(Stored entries)
## start
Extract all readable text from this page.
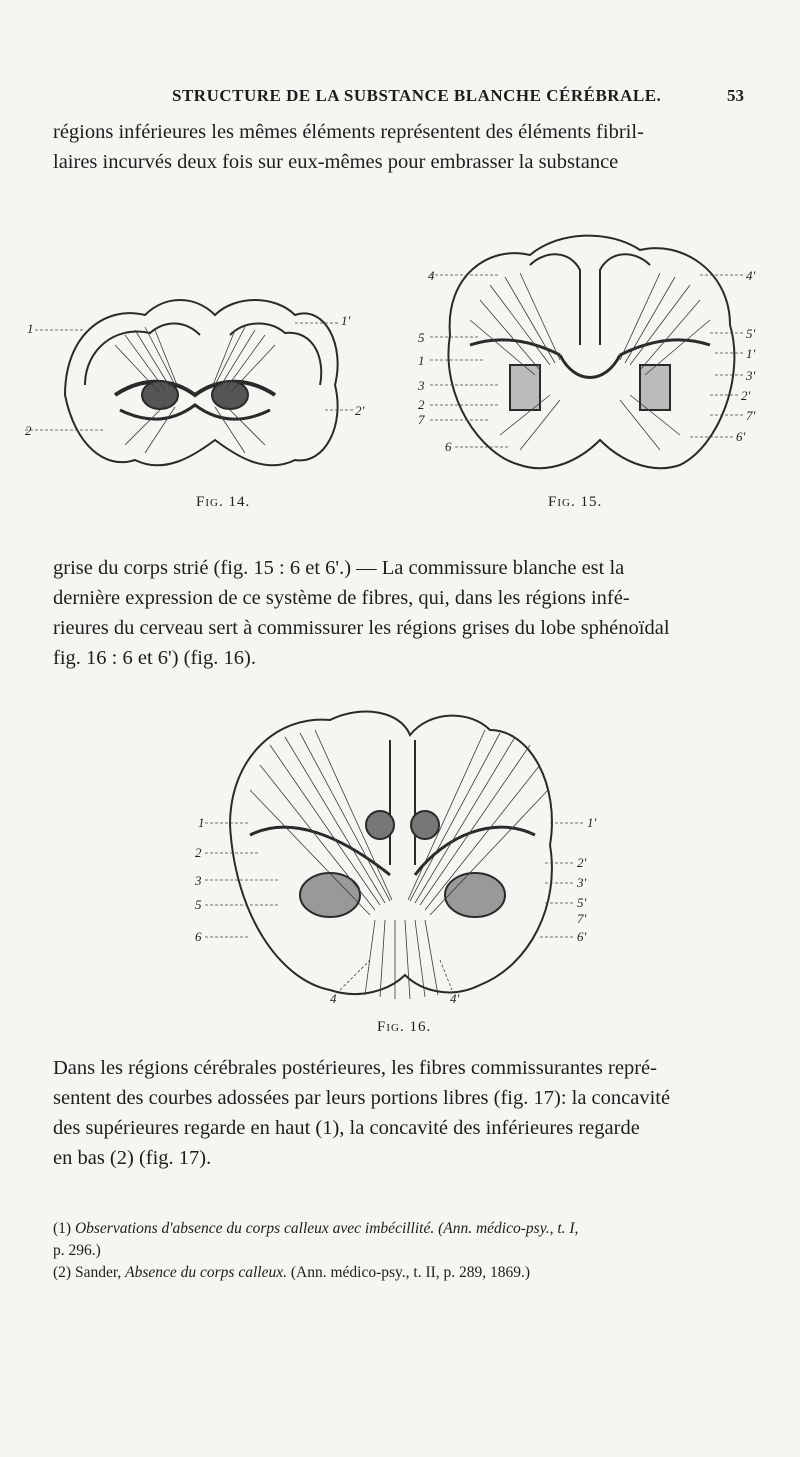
STRUCTURE DE LA SUBSTANCE BLANCHE CÉRÉBRALE.	53
régions inférieures les mêmes éléments représentent des éléments fibril-
laires incurvés deux fois sur eux-mêmes pour embrasser la substance
1
1'
2
2'
Fig. 14.
4	4'
5	5'
1	1'
3
3'
2
2'
7	7'
6
6'
Fig. 15.
grise du corps strié (fig. 15 : 6 et 6'.) — La commissure blanche est la
dernière expression de ce système de fibres, qui, dans les régions infé-
rieures du cerveau sert à commissurer les régions grises du lobe sphénoïdal
fig. 16 : 6 et 6') (fig. 16).
1	1'
2
2'
3	3'
5	5'
6	6'
7'
4	4'
Fig. 16.
Dans les régions cérébrales postérieures, les fibres commissurantes repré-
sentent des courbes adossées par leurs portions libres (fig. 17): la concavité
des supérieures regarde en haut (1), la concavité des inférieures regarde
en bas (2) (fig. 17).
(1) Observations d'absence du corps calleux avec imbécillité. (Ann. médico-psy., t. I,
p. 296.)
(2) Sander, Absence du corps calleux. (Ann. médico-psy., t. II, p. 289, 1869.)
## end
Select every line in the material above where the string "calleux" occurs, and copy it.

▶ [Result]:
(1) Observations d'absence du corps calleux avec imbécillité. (Ann. médico-psy., t. I,
(2) Sander, Absence du corps calleux. (Ann. médico-psy., t. II, p. 289, 1869.)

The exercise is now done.